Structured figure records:

# # # # #

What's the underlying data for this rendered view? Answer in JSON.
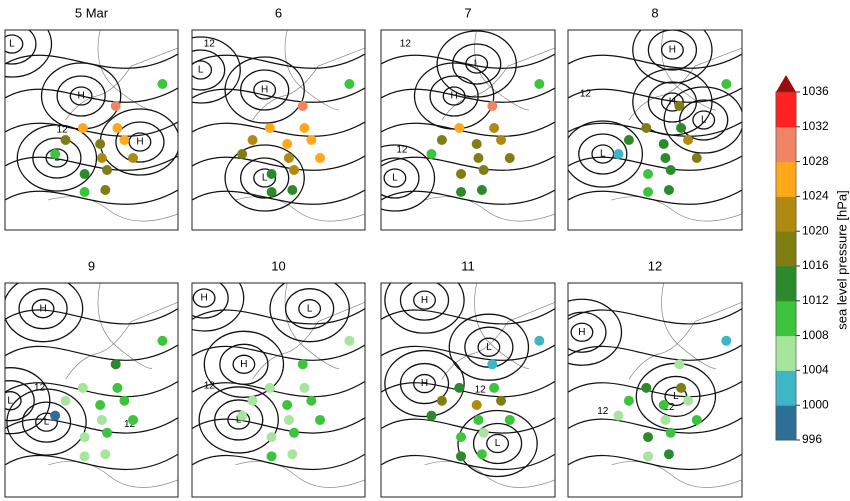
{
  "panels": [
    {
      "title": "5 Mar",
      "labels": [
        "H",
        "L",
        "H",
        "L",
        "12"
      ],
      "stations": [
        1010,
        1030,
        1026,
        1026,
        1018,
        1018,
        1026,
        1010,
        1022,
        1022,
        1014,
        1018,
        1018,
        1010
      ]
    },
    {
      "title": "6",
      "labels": [
        "H",
        "L",
        "12",
        "L"
      ],
      "stations": [
        1010,
        1030,
        1026,
        1026,
        1022,
        1026,
        1026,
        1018,
        1022,
        1026,
        1014,
        1022,
        1014,
        1014
      ]
    },
    {
      "title": "7",
      "labels": [
        "H",
        "L",
        "12",
        "12",
        "L"
      ],
      "stations": [
        1010,
        1030,
        1026,
        1022,
        1018,
        1018,
        1022,
        1010,
        1018,
        1018,
        1018,
        1018,
        1014,
        1014
      ]
    },
    {
      "title": "8",
      "labels": [
        "H",
        "L",
        "H",
        "12",
        "L"
      ],
      "stations": [
        1010,
        1018,
        1018,
        1014,
        1014,
        1014,
        1022,
        1002,
        1014,
        1018,
        1010,
        1014,
        1014,
        1010
      ]
    },
    {
      "title": "9",
      "labels": [
        "H",
        "L",
        "L",
        "12",
        "12"
      ],
      "stations": [
        1010,
        1014,
        1006,
        1010,
        1006,
        1010,
        1010,
        998,
        1006,
        1010,
        1006,
        1010,
        1006,
        1006
      ]
    },
    {
      "title": "10",
      "labels": [
        "H",
        "H",
        "L",
        "L",
        "12"
      ],
      "stations": [
        1006,
        1010,
        1006,
        1006,
        1006,
        1010,
        1010,
        1006,
        1006,
        1010,
        1006,
        1010,
        1006,
        1010
      ]
    },
    {
      "title": "11",
      "labels": [
        "H",
        "H",
        "L",
        "L",
        "12"
      ],
      "stations": [
        1002,
        1002,
        1014,
        1010,
        1018,
        1022,
        1018,
        1014,
        1010,
        1010,
        1010,
        1006,
        1010,
        1014
      ]
    },
    {
      "title": "12",
      "labels": [
        "H",
        "L",
        "12",
        "12"
      ],
      "stations": [
        1002,
        1006,
        1014,
        1018,
        1010,
        1010,
        1006,
        1006,
        1006,
        1010,
        1014,
        1010,
        1014,
        1006
      ]
    }
  ],
  "colorbar": {
    "label": "sea level pressure [hPa]",
    "lim": [
      996,
      1036
    ],
    "ticks": [
      996,
      1000,
      1004,
      1008,
      1012,
      1016,
      1020,
      1024,
      1028,
      1032,
      1036
    ],
    "colors": [
      "#2f6e95",
      "#3fb6c6",
      "#a6e59c",
      "#3cc43c",
      "#2c8a2c",
      "#7e7e12",
      "#b08a10",
      "#ffa81a",
      "#f08566",
      "#ff2222",
      "#9a0b0b"
    ]
  }
}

# # # # #

:: WHAT YOU WILL DO ::
Take the data above and repeat it exactly, leaving each picture out.

:: EXPECTED OUTPUT ::
What's the underlying data for this rendered view? Answer in JSON.
{
  "panels": [
    {
      "title": "5 Mar",
      "labels": [
        "H",
        "L",
        "H",
        "L",
        "12"
      ],
      "stations": [
        1010,
        1030,
        1026,
        1026,
        1018,
        1018,
        1026,
        1010,
        1022,
        1022,
        1014,
        1018,
        1018,
        1010
      ]
    },
    {
      "title": "6",
      "labels": [
        "H",
        "L",
        "12",
        "L"
      ],
      "stations": [
        1010,
        1030,
        1026,
        1026,
        1022,
        1026,
        1026,
        1018,
        1022,
        1026,
        1014,
        1022,
        1014,
        1014
      ]
    },
    {
      "title": "7",
      "labels": [
        "H",
        "L",
        "12",
        "12",
        "L"
      ],
      "stations": [
        1010,
        1030,
        1026,
        1022,
        1018,
        1018,
        1022,
        1010,
        1018,
        1018,
        1018,
        1018,
        1014,
        1014
      ]
    },
    {
      "title": "8",
      "labels": [
        "H",
        "L",
        "H",
        "12",
        "L"
      ],
      "stations": [
        1010,
        1018,
        1018,
        1014,
        1014,
        1014,
        1022,
        1002,
        1014,
        1018,
        1010,
        1014,
        1014,
        1010
      ]
    },
    {
      "title": "9",
      "labels": [
        "H",
        "L",
        "L",
        "12",
        "12"
      ],
      "stations": [
        1010,
        1014,
        1006,
        1010,
        1006,
        1010,
        1010,
        998,
        1006,
        1010,
        1006,
        1010,
        1006,
        1006
      ]
    },
    {
      "title": "10",
      "labels": [
        "H",
        "H",
        "L",
        "L",
        "12"
      ],
      "stations": [
        1006,
        1010,
        1006,
        1006,
        1006,
        1010,
        1010,
        1006,
        1006,
        1010,
        1006,
        1010,
        1006,
        1010
      ]
    },
    {
      "title": "11",
      "labels": [
        "H",
        "H",
        "L",
        "L",
        "12"
      ],
      "stations": [
        1002,
        1002,
        1014,
        1010,
        1018,
        1022,
        1018,
        1014,
        1010,
        1010,
        1010,
        1006,
        1010,
        1014
      ]
    },
    {
      "title": "12",
      "labels": [
        "H",
        "L",
        "12",
        "12"
      ],
      "stations": [
        1002,
        1006,
        1014,
        1018,
        1010,
        1010,
        1006,
        1006,
        1006,
        1010,
        1014,
        1010,
        1014,
        1006
      ]
    }
  ],
  "colorbar": {
    "label": "sea level pressure [hPa]",
    "lim": [
      996,
      1036
    ],
    "ticks": [
      996,
      1000,
      1004,
      1008,
      1012,
      1016,
      1020,
      1024,
      1028,
      1032,
      1036
    ],
    "colors": [
      "#2f6e95",
      "#3fb6c6",
      "#a6e59c",
      "#3cc43c",
      "#2c8a2c",
      "#7e7e12",
      "#b08a10",
      "#ffa81a",
      "#f08566",
      "#ff2222",
      "#9a0b0b"
    ]
  }
}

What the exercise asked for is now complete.